Exercise:
Write out the whole listing, matching it exactly.

Input data:
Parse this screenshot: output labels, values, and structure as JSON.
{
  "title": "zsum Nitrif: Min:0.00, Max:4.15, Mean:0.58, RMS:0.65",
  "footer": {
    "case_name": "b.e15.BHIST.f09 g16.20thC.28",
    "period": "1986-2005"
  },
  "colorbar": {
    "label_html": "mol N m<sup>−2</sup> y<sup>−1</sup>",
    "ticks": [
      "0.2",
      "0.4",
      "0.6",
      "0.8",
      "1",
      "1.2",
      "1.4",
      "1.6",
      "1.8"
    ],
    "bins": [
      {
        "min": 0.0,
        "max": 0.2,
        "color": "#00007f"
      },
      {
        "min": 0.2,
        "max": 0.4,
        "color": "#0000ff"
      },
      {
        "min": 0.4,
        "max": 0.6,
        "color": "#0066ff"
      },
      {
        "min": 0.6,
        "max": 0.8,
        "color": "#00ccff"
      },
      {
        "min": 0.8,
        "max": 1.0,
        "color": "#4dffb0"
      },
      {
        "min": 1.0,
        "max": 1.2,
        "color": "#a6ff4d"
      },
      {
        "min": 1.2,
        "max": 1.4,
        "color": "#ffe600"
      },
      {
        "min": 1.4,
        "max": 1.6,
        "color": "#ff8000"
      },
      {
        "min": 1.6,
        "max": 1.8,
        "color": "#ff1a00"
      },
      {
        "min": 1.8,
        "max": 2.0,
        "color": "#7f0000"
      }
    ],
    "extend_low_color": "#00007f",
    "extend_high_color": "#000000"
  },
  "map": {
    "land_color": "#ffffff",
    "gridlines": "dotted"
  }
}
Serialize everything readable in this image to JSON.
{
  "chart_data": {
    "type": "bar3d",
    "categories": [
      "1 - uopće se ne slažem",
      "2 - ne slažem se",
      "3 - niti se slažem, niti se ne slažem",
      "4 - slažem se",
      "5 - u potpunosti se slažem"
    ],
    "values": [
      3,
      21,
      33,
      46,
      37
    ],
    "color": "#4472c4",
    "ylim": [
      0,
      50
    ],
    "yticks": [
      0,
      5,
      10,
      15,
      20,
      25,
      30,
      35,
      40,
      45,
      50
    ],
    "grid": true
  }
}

Result of this exercise:
Parse this screenshot: output labels, values, and structure as JSON.
{
  "title": "zsum Nitrif: Min:0.00, Max:4.15, Mean:0.58, RMS:0.65",
  "footer": {
    "case_name": "b.e15.BHIST.f09 g16.20thC.28",
    "period": "1986-2005"
  },
  "colorbar": {
    "label_html": "mol N m<sup>−2</sup> y<sup>−1</sup>",
    "ticks": [
      "0.2",
      "0.4",
      "0.6",
      "0.8",
      "1",
      "1.2",
      "1.4",
      "1.6",
      "1.8"
    ],
    "bins": [
      {
        "min": 0.0,
        "max": 0.2,
        "color": "#00007f"
      },
      {
        "min": 0.2,
        "max": 0.4,
        "color": "#0000ff"
      },
      {
        "min": 0.4,
        "max": 0.6,
        "color": "#0066ff"
      },
      {
        "min": 0.6,
        "max": 0.8,
        "color": "#00ccff"
      },
      {
        "min": 0.8,
        "max": 1.0,
        "color": "#4dffb0"
      },
      {
        "min": 1.0,
        "max": 1.2,
        "color": "#a6ff4d"
      },
      {
        "min": 1.2,
        "max": 1.4,
        "color": "#ffe600"
      },
      {
        "min": 1.4,
        "max": 1.6,
        "color": "#ff8000"
      },
      {
        "min": 1.6,
        "max": 1.8,
        "color": "#ff1a00"
      },
      {
        "min": 1.8,
        "max": 2.0,
        "color": "#7f0000"
      }
    ],
    "extend_low_color": "#00007f",
    "extend_high_color": "#000000"
  },
  "map": {
    "land_color": "#ffffff",
    "gridlines": "dotted"
  }
}
Serialize everything readable in this image to JSON.
{
  "chart_data": {
    "type": "bar3d",
    "categories": [
      "1 - uopće se ne slažem",
      "2 - ne slažem se",
      "3 - niti se slažem, niti se ne slažem",
      "4 - slažem se",
      "5 - u potpunosti se slažem"
    ],
    "values": [
      3,
      21,
      33,
      46,
      37
    ],
    "color": "#4472c4",
    "ylim": [
      0,
      50
    ],
    "yticks": [
      0,
      5,
      10,
      15,
      20,
      25,
      30,
      35,
      40,
      45,
      50
    ],
    "grid": true
  }
}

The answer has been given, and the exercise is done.